La Clave Única de Registro de Población (CURP) se transformará en algo más que un número de identificación: incluirá huellas dactilares, iris, rostro y firma digital. Todo esto estará resguardado en una base de datos centralizada bajo la tutela del Estado. Y si bien los promotores de esta iniciativa argumentan que servirá para combatir fraudes, depurar padrones sociales o facilitar trámites gubernamentales, el trasfondo es más turbio.
¿Por qué darle al gobierno acceso a nuestros rasgos biométricos sin una ley clara de protección de datos que realmente funcione y se cumpla? ¿Por qué centralizar tal cantidad de información sensible cuando ni siquiera se ha garantizado que sistemas actuales —como el de salud, seguridad social o fiscal— estén blindados contra filtraciones, hackeos o mal uso? El historial mexicano en materia de ciberseguridad e integridad institucional no invita precisamente a confiar.
Además, lo “obligatorio” en este contexto no es un tecnicismo: quien no cuente con CURP biométrica no podrá acceder a trámites esenciales. Se excluye, por omisión, a millones de mexicanos que viven en zonas rurales o que, por razones personales o religiosas, desconfían del registro biométrico. Se configura un escenario de discriminación institucional, donde la identidad legal queda condicionada a someterse a un escaneo estatal.
Y no olvidemos que esta medida se toma en un país que no ha resuelto la vigilancia ilegal de periodistas y activistas, ni ha transparentado el uso de herramientas como Pegasus. ¿Realmente queremos que un gobierno con antecedentes de espionaje y abuso tenga ahora en sus manos nuestra huella dactilar y el mapa de nuestro iris?

• **PROBLEMA PLANTEADO A**:
¿Puedes duplicar sin cambios la parte del fragmento sobre la CURP biométrica que comienza en las palabras que contienen "La Clave Única" y termina después de "es más turbio."?
• **PROBLEMA PLANTEADO B**:
¿Podrías retomar el fragmento sobre la CURP biométrica y seguir escribiéndolo a partir de su última oración?

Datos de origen
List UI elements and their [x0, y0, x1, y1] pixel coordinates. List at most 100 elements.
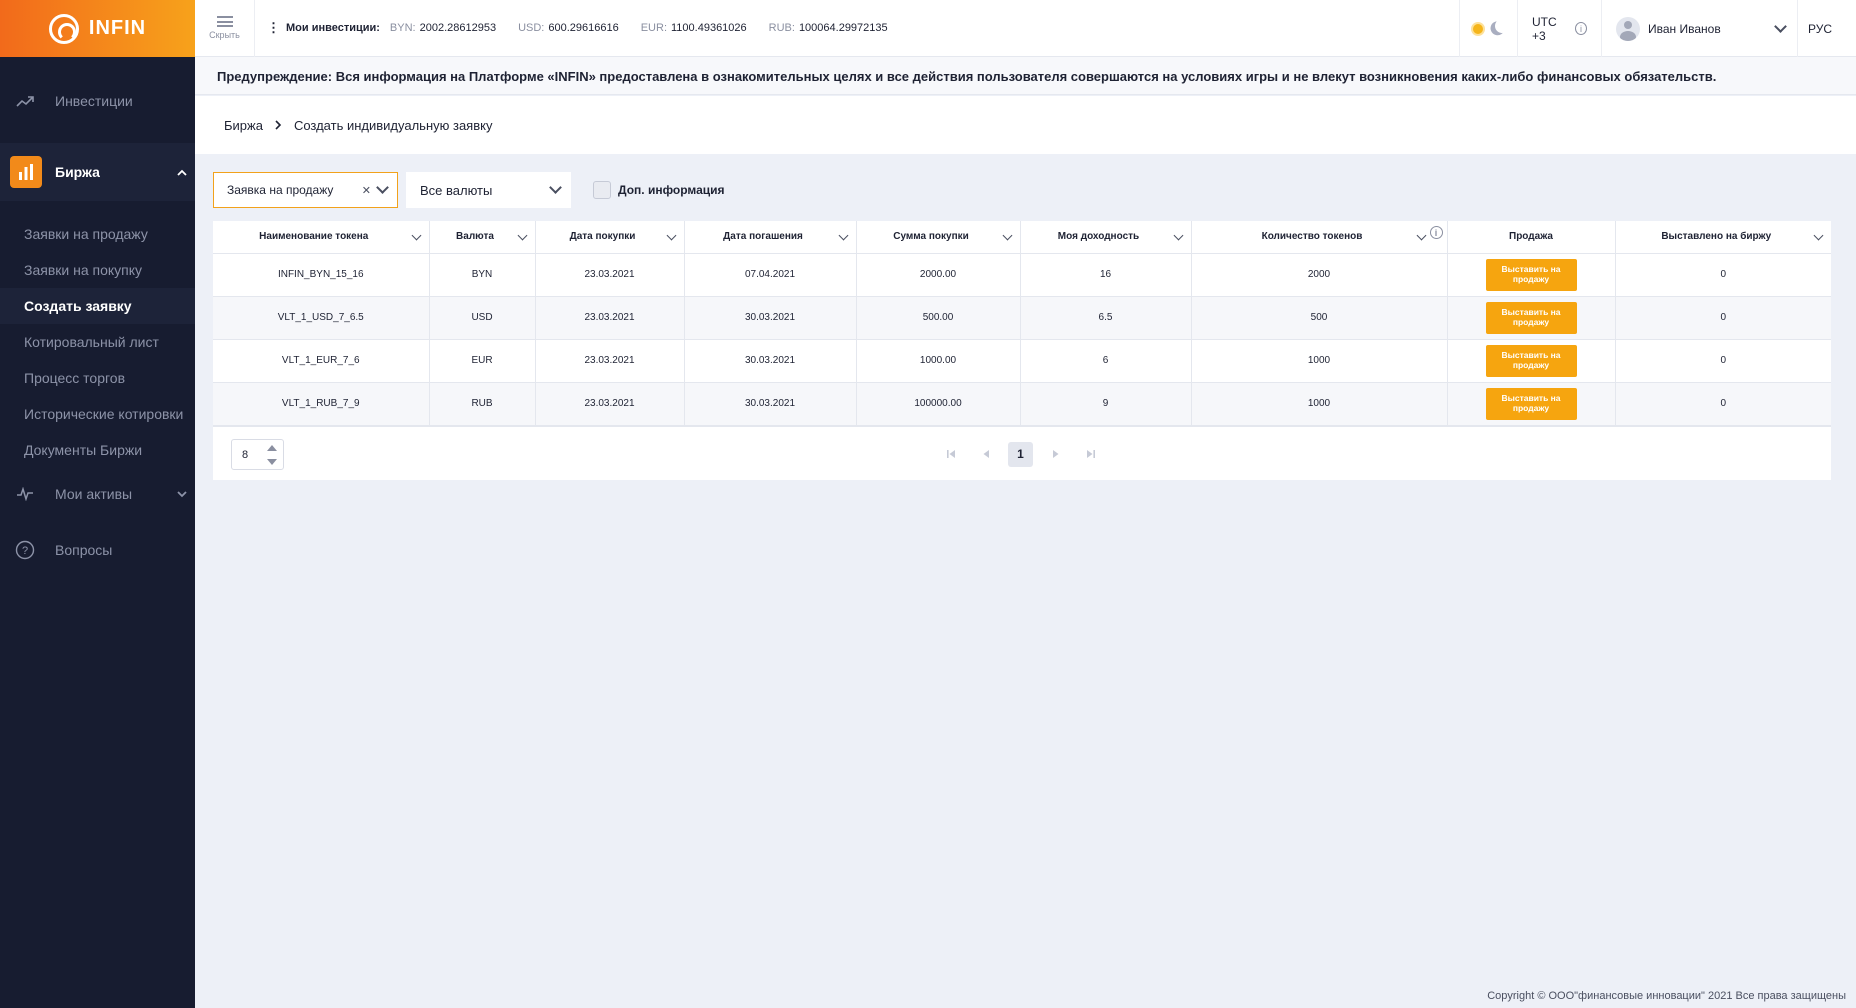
menu-icon: [216, 16, 233, 27]
page-number[interactable]: 1: [1008, 441, 1033, 467]
order-type-select[interactable]: Заявка на продажу ✕: [213, 172, 398, 208]
clear-icon[interactable]: ✕: [362, 184, 371, 197]
info-icon[interactable]: i: [1429, 226, 1443, 239]
sort-icon: [517, 230, 527, 241]
cell-yield: 6: [1020, 339, 1192, 383]
sidebar-item-faq[interactable]: ? Вопросы: [0, 530, 195, 570]
tokens-table: Наименование токена Валюта Дата покупки …: [213, 221, 1831, 480]
cell-currency: EUR: [429, 339, 536, 383]
user-menu[interactable]: Иван Иванов: [1601, 0, 1797, 57]
cell-due-date: 30.03.2021: [684, 339, 857, 383]
hide-sidebar-button[interactable]: Скрыть: [195, 0, 255, 57]
pagination-bar: 8 1: [213, 425, 1831, 480]
language-select[interactable]: РУС: [1797, 0, 1856, 57]
cell-qty: 2000: [1191, 253, 1448, 297]
cell-due-date: 07.04.2021: [684, 253, 857, 297]
sort-icon: [411, 230, 421, 241]
user-name: Иван Иванов: [1648, 21, 1721, 36]
first-page-button[interactable]: [938, 442, 963, 467]
sun-icon[interactable]: [1471, 21, 1485, 36]
cell-listed: 0: [1615, 296, 1831, 340]
column-header-currency[interactable]: Валюта: [429, 221, 536, 254]
cell-buy-date: 23.03.2021: [535, 382, 685, 426]
page-size-stepper[interactable]: 8: [231, 438, 284, 470]
sidebar-subitem-create-order[interactable]: Создать заявку: [0, 288, 195, 324]
column-header-sum[interactable]: Сумма покупки: [856, 221, 1021, 254]
sell-button[interactable]: Выставить на продажу: [1485, 301, 1577, 334]
sell-button[interactable]: Выставить на продажу: [1485, 387, 1577, 420]
svg-text:?: ?: [22, 545, 28, 557]
table-row: VLT_1_RUB_7_9 RUB 23.03.2021 30.03.2021 1000…: [213, 382, 1831, 426]
info-icon[interactable]: i: [1574, 22, 1587, 35]
currency-value: Все валюты: [420, 182, 493, 198]
arrow-up-icon[interactable]: [267, 444, 277, 451]
column-header-qty[interactable]: Количество токенов i: [1191, 221, 1448, 254]
table-row: VLT_1_USD_7_6.5 USD 23.03.2021 30.03.2021 50…: [213, 296, 1831, 340]
more-vertical-icon[interactable]: ⋮: [267, 20, 280, 36]
column-header-buy-date[interactable]: Дата покупки: [535, 221, 685, 254]
cell-sum: 1000.00: [856, 339, 1021, 383]
sidebar-item-assets[interactable]: Мои активы: [0, 474, 195, 514]
sort-icon: [1173, 230, 1183, 241]
column-header-listed[interactable]: Выставлено на биржу: [1615, 221, 1831, 254]
cell-listed: 0: [1615, 253, 1831, 297]
sidebar-subitem-trading-process[interactable]: Процесс торгов: [0, 360, 195, 396]
theme-toggle[interactable]: [1459, 0, 1517, 57]
question-icon: ?: [14, 539, 36, 561]
extra-info-toggle[interactable]: Доп. информация: [593, 181, 725, 199]
sidebar-item-label: Мои активы: [55, 486, 133, 502]
chevron-down-icon: [1774, 20, 1787, 33]
next-page-button[interactable]: [1043, 442, 1068, 467]
currency-select[interactable]: Все валюты: [406, 172, 571, 208]
arrow-down-icon[interactable]: [267, 458, 277, 465]
balances-title: Мои инвестиции:: [286, 22, 380, 34]
logo[interactable]: INFIN: [0, 0, 195, 57]
sort-icon: [838, 230, 848, 241]
activity-icon: [14, 483, 36, 505]
moon-icon[interactable]: [1494, 17, 1510, 33]
column-header-yield[interactable]: Моя доходность: [1020, 221, 1192, 254]
extra-info-label: Доп. информация: [618, 183, 725, 197]
sidebar-item-label: Вопросы: [55, 542, 113, 558]
cell-currency: RUB: [429, 382, 536, 426]
sidebar-subitem-quotes[interactable]: Котировальный лист: [0, 324, 195, 360]
sort-icon: [666, 230, 676, 241]
sell-button[interactable]: Выставить на продажу: [1485, 258, 1577, 291]
sidebar-subitem-history[interactable]: Исторические котировки: [0, 396, 195, 432]
cell-sum: 100000.00: [856, 382, 1021, 426]
cell-buy-date: 23.03.2021: [535, 296, 685, 340]
cell-buy-date: 23.03.2021: [535, 339, 685, 383]
cell-buy-date: 23.03.2021: [535, 253, 685, 297]
cell-yield: 16: [1020, 253, 1192, 297]
column-header-token[interactable]: Наименование токена: [213, 221, 430, 254]
birzha-submenu: Заявки на продажу Заявки на покупку Созд…: [0, 216, 195, 468]
sell-button[interactable]: Выставить на продажу: [1485, 344, 1577, 377]
cell-token: VLT_1_EUR_7_6: [213, 339, 430, 383]
topbar: Скрыть ⋮ Мои инвестиции: BYN: 2002.286129…: [195, 0, 1856, 57]
last-page-button[interactable]: [1078, 442, 1103, 467]
cell-sale: Выставить на продажу: [1447, 382, 1616, 426]
prev-page-button[interactable]: [973, 442, 998, 467]
cell-sum: 2000.00: [856, 253, 1021, 297]
sidebar-subitem-sell-orders[interactable]: Заявки на продажу: [0, 216, 195, 252]
column-header-due-date[interactable]: Дата погашения: [684, 221, 857, 254]
sidebar-item-investments[interactable]: Инвестиции: [0, 81, 195, 121]
disclaimer-banner: Предупреждение: Вся информация на Платфо…: [195, 57, 1856, 95]
breadcrumb-current: Создать индивидуальную заявку: [293, 117, 493, 133]
sort-icon: [1416, 230, 1426, 241]
filters-bar: Заявка на продажу ✕ Все валюты Доп. инфо…: [213, 172, 725, 208]
sidebar-subitem-documents[interactable]: Документы Биржи: [0, 432, 195, 468]
extra-info-checkbox[interactable]: [593, 181, 611, 199]
sidebar-subitem-buy-orders[interactable]: Заявки на покупку: [0, 252, 195, 288]
cell-qty: 1000: [1191, 339, 1448, 383]
chevron-down-icon: [376, 181, 389, 194]
balance-usd: USD: 600.29616616: [518, 22, 619, 34]
logo-text: INFIN: [88, 17, 147, 39]
language-label: РУС: [1808, 21, 1833, 36]
breadcrumb-root[interactable]: Биржа: [224, 118, 263, 133]
bar-chart-icon: [10, 156, 42, 188]
cell-sale: Выставить на продажу: [1447, 296, 1616, 340]
sidebar-item-birzha[interactable]: Биржа: [0, 143, 195, 201]
avatar: [1616, 16, 1640, 41]
cell-due-date: 30.03.2021: [684, 296, 857, 340]
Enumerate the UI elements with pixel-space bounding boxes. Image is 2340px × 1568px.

• **RESPUESTA A**:
La Clave Única de Registro de Población (CURP) se transformará en algo más que un número de identificación: incluirá huellas dactilares, iris, rostro y firma digital. Todo esto estará resguardado en una base de datos centralizada bajo la tutela del Estado. Y si bien los promotores de esta iniciativa argumentan que servirá para combatir fraudes, depurar padrones sociales o facilitar trámites gubernamentales, el trasfondo es más turbio.

• **RESPUESTA B**:
El argumento de “esto ya se hace en otros países” es peligroso. Sí, hay ejemplos en India, Estados Unidos y Europa, pero en muchos de esos casos hay también contrapesos institucionales, leyes de protección de datos robustas y sociedad civil activa. Aquí, el terreno está lejos de ser parejo.
No se trata de rechazar la tecnología, sino de exigir que se use con responsabilidad, transparencia y garantías. Imponer una CURP biométrica sin antes garantizar el derecho a la privacidad y el control ciudadano sobre sus datos es como construir un banco sin caja fuerte. O peor: una caja fuerte con la llave en manos de quien ya ha demostrado que no siempre actúa con ética.
La identidad no puede convertirse en un chantaje digital. El gobierno debe entender que los derechos no se escanean ni se codifican: se respetan. Y si no hay resistencia, en 2026 habremos entregado algo más que nuestros datos. Habrán capturado nuestro consentimiento.